In the entries that follow, find the word "которых" and report each line it is on.
--- START ---
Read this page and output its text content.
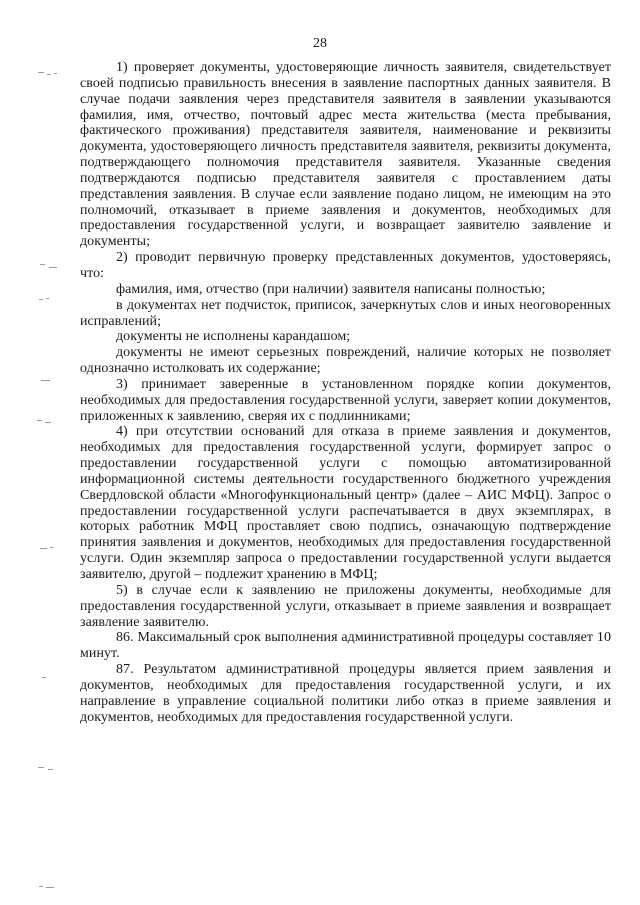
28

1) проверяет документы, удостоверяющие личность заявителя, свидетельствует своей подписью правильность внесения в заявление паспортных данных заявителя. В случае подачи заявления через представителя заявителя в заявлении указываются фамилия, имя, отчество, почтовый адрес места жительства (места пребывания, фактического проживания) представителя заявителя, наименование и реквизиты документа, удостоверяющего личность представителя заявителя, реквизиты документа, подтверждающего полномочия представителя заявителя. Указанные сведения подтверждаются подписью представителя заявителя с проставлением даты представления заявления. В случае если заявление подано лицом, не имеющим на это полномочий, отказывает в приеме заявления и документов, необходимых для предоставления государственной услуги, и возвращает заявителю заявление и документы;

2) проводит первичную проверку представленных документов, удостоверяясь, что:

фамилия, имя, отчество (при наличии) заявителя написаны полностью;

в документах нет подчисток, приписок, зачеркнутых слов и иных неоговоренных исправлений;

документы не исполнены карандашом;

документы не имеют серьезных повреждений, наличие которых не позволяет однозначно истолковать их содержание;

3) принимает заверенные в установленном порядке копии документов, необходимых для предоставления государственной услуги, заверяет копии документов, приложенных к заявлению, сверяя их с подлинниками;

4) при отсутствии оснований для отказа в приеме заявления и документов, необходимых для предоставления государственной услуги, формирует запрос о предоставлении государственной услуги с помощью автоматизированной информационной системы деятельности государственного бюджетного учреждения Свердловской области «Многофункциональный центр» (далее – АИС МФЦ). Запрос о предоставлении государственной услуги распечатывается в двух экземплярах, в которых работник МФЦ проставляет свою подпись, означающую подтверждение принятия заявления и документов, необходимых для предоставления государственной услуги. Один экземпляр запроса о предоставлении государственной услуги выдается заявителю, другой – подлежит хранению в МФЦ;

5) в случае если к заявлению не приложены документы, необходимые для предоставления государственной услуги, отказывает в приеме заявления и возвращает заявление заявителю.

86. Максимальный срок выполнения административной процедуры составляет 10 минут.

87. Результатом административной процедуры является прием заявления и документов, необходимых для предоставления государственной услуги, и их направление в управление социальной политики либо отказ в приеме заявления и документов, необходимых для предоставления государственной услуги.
--- END ---
> [Final result]:
документы не имеют серьезных повреждений, наличие которых не позволяет однозначно истолковать их содержание;
4) при отсутствии оснований для отказа в приеме заявления и документов, необходимых для предоставления государственной услуги, формирует запрос о предоставлении государственной услуги с помощью автоматизированной информационной системы деятельности государственного бюджетного учреждения Свердловской области «Многофункциональный центр» (далее – АИС МФЦ). Запрос о предоставлении государственной услуги распечатывается в двух экземплярах, в которых работник МФЦ проставляет свою подпись, означающую подтверждение принятия заявления и документов, необходимых для предоставления государственной услуги. Один экземпляр запроса о предоставлении государственной услуги выдается заявителю, другой – подлежит хранению в МФЦ;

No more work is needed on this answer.